— Start —

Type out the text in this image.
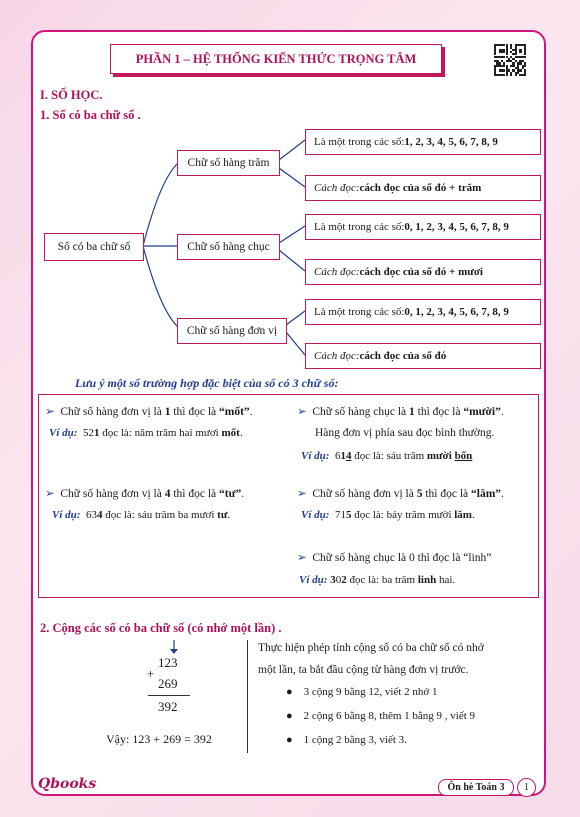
PHẦN 1 – HỆ THỐNG KIẾN THỨC TRỌNG TÂM
I. SỐ HỌC.
1. Số có ba chữ số .
Số có ba chữ số
Chữ số hàng trăm
Chữ số hàng chục
Chữ số hàng đơn vị
Là một trong các số: 1, 2, 3, 4, 5, 6, 7, 8, 9
Cách đọc: cách đọc của số đó + trăm
Là một trong các số: 0, 1, 2, 3, 4, 5, 6, 7, 8, 9
Cách đọc: cách đọc của số đó + mươi
Là một trong các số: 0, 1, 2, 3, 4, 5, 6, 7, 8, 9
Cách đọc: cách đọc của số đó
Lưu ý một số trường hợp đặc biệt của số có 3 chữ số:
➢ Chữ số hàng đơn vị là 1 thì đọc là “mốt”.
Ví dụ: 521 đọc là: năm trăm hai mươi mốt.
➢ Chữ số hàng chục là 1 thì đọc là “mười”.
Hàng đơn vị phía sau đọc bình thường.
Ví dụ: 614 đọc là: sáu trăm mười bốn
➢ Chữ số hàng đơn vị là 4 thì đọc là “tư”.
Ví dụ: 634 đọc là: sáu trăm ba mươi tư.
➢ Chữ số hàng đơn vị là 5 thì đọc là “lăm”.
Ví dụ: 715 đọc là: bảy trăm mười lăm.
➢ Chữ số hàng chục là 0 thì đọc là “linh”
Ví dụ: 302 đọc là: ba trăm linh hai.
2. Cộng các số có ba chữ số (có nhớ một lần) .
123
+
269
392
Vậy: 123 + 269 = 392
Thực hiện phép tính cộng số có ba chữ số có nhớ
một lần, ta bắt đầu cộng từ hàng đơn vị trước.
●    3 cộng 9 bằng 12, viết 2 nhớ 1
●    2 cộng 6 bằng 8, thêm 1 bằng 9 , viết 9
●    1 cộng 2 bằng 3, viết 3.
Qbooks	Ôn hè Toán 3 1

— End —

### WHAT IS NEEDED
Transcribe all the lines above exactly, apart from the pictures.

### ANSWER IN FULL
Type out the text in this image.
PHẦN 1 – HỆ THỐNG KIẾN THỨC TRỌNG TÂM
I. SỐ HỌC.
1. Số có ba chữ số .
Số có ba chữ số
Chữ số hàng trăm
Chữ số hàng chục
Chữ số hàng đơn vị
Là một trong các số: 1, 2, 3, 4, 5, 6, 7, 8, 9
Cách đọc: cách đọc của số đó + trăm
Là một trong các số: 0, 1, 2, 3, 4, 5, 6, 7, 8, 9
Cách đọc: cách đọc của số đó + mươi
Là một trong các số: 0, 1, 2, 3, 4, 5, 6, 7, 8, 9
Cách đọc: cách đọc của số đó
Lưu ý một số trường hợp đặc biệt của số có 3 chữ số:
➢ Chữ số hàng đơn vị là 1 thì đọc là “mốt”.
Ví dụ: 521 đọc là: năm trăm hai mươi mốt.
➢ Chữ số hàng chục là 1 thì đọc là “mười”.
Hàng đơn vị phía sau đọc bình thường.
Ví dụ: 614 đọc là: sáu trăm mười bốn
➢ Chữ số hàng đơn vị là 4 thì đọc là “tư”.
Ví dụ: 634 đọc là: sáu trăm ba mươi tư.
➢ Chữ số hàng đơn vị là 5 thì đọc là “lăm”.
Ví dụ: 715 đọc là: bảy trăm mười lăm.
➢ Chữ số hàng chục là 0 thì đọc là “linh”
Ví dụ: 302 đọc là: ba trăm linh hai.
2. Cộng các số có ba chữ số (có nhớ một lần) .
123
+
269
392
Vậy: 123 + 269 = 392
Thực hiện phép tính cộng số có ba chữ số có nhớ
một lần, ta bắt đầu cộng từ hàng đơn vị trước.
●    3 cộng 9 bằng 12, viết 2 nhớ 1
●    2 cộng 6 bằng 8, thêm 1 bằng 9 , viết 9
●    1 cộng 2 bằng 3, viết 3.
Qbooks	Ôn hè Toán 3 1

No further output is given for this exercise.